(Records)

<<<<

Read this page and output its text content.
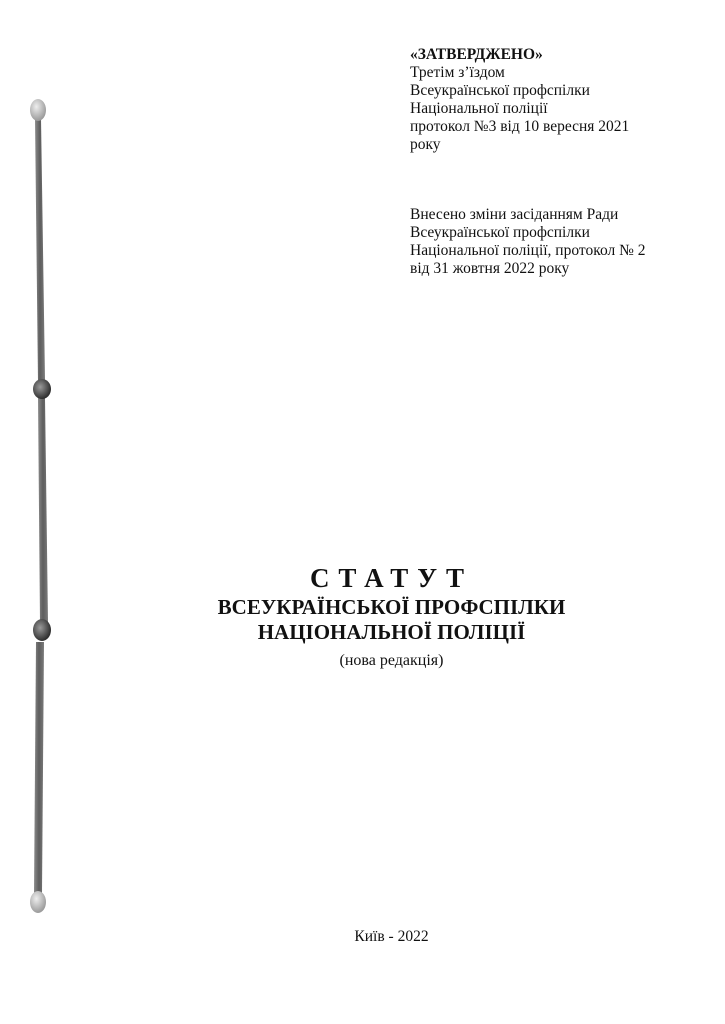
«ЗАТВЕРДЖЕНО»
Третім з’їздом
Всеукраїнської профспілки
Національної поліції
протокол №3 від 10 вересня 2021
року
Внесено зміни засіданням Ради
Всеукраїнської профспілки
Національної поліції, протокол № 2
від 31 жовтня 2022 року
СТАТУТ
ВСЕУКРАЇНСЬКОЇ ПРОФСПІЛКИ
НАЦІОНАЛЬНОЇ ПОЛІЦІЇ
(нова редакція)
Київ - 2022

>>>>

GOAL:
Word for word, quote the full listing, omitting every picture.

SOLUTION FOR THIS EXERCISE:
Read this page and output its text content.
«ЗАТВЕРДЖЕНО»
Третім з’їздом
Всеукраїнської профспілки
Національної поліції
протокол №3 від 10 вересня 2021
року
Внесено зміни засіданням Ради
Всеукраїнської профспілки
Національної поліції, протокол № 2
від 31 жовтня 2022 року
СТАТУТ
ВСЕУКРАЇНСЬКОЇ ПРОФСПІЛКИ
НАЦІОНАЛЬНОЇ ПОЛІЦІЇ
(нова редакція)
Київ - 2022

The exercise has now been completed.